- **Direction**: Make an exact copy of the data below, leaving out every picture.

- **Task input**:
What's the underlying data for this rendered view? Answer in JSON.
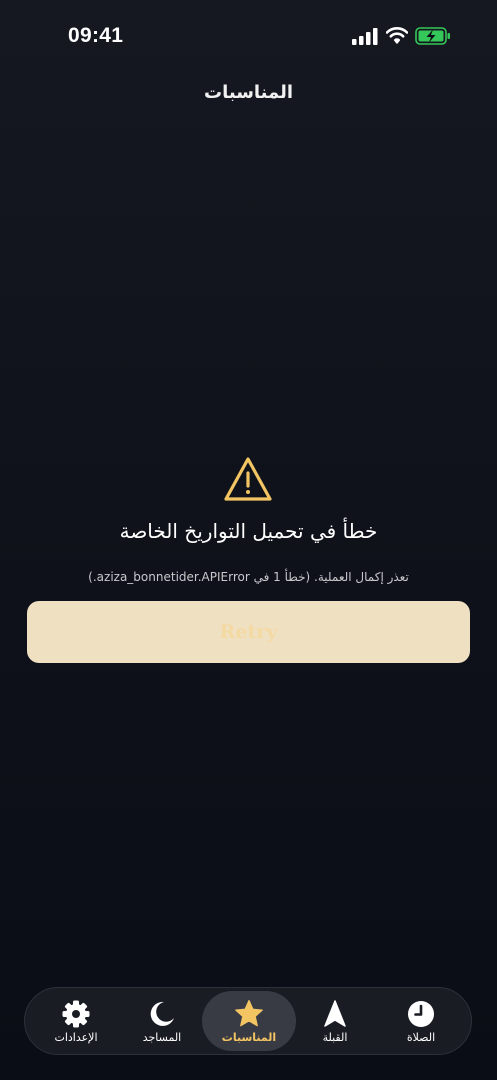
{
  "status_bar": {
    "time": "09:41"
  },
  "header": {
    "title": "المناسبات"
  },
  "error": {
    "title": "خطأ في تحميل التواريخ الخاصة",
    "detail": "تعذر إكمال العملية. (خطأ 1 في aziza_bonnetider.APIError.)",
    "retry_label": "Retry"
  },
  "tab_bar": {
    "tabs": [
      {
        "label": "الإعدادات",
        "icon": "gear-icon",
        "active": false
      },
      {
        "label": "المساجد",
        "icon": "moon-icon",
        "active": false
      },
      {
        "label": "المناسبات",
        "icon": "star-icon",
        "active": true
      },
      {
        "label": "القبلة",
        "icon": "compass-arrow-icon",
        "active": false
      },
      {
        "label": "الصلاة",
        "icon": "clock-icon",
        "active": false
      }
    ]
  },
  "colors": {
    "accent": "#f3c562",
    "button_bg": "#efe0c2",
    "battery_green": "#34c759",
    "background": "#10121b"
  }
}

- **Worked answer**:
What's the underlying data for this rendered view? Answer in JSON.
{
  "status_bar": {
    "time": "09:41"
  },
  "header": {
    "title": "المناسبات"
  },
  "error": {
    "title": "خطأ في تحميل التواريخ الخاصة",
    "detail": "تعذر إكمال العملية. (خطأ 1 في aziza_bonnetider.APIError.)",
    "retry_label": "Retry"
  },
  "tab_bar": {
    "tabs": [
      {
        "label": "الإعدادات",
        "icon": "gear-icon",
        "active": false
      },
      {
        "label": "المساجد",
        "icon": "moon-icon",
        "active": false
      },
      {
        "label": "المناسبات",
        "icon": "star-icon",
        "active": true
      },
      {
        "label": "القبلة",
        "icon": "compass-arrow-icon",
        "active": false
      },
      {
        "label": "الصلاة",
        "icon": "clock-icon",
        "active": false
      }
    ]
  },
  "colors": {
    "accent": "#f3c562",
    "button_bg": "#efe0c2",
    "battery_green": "#34c759",
    "background": "#10121b"
  }
}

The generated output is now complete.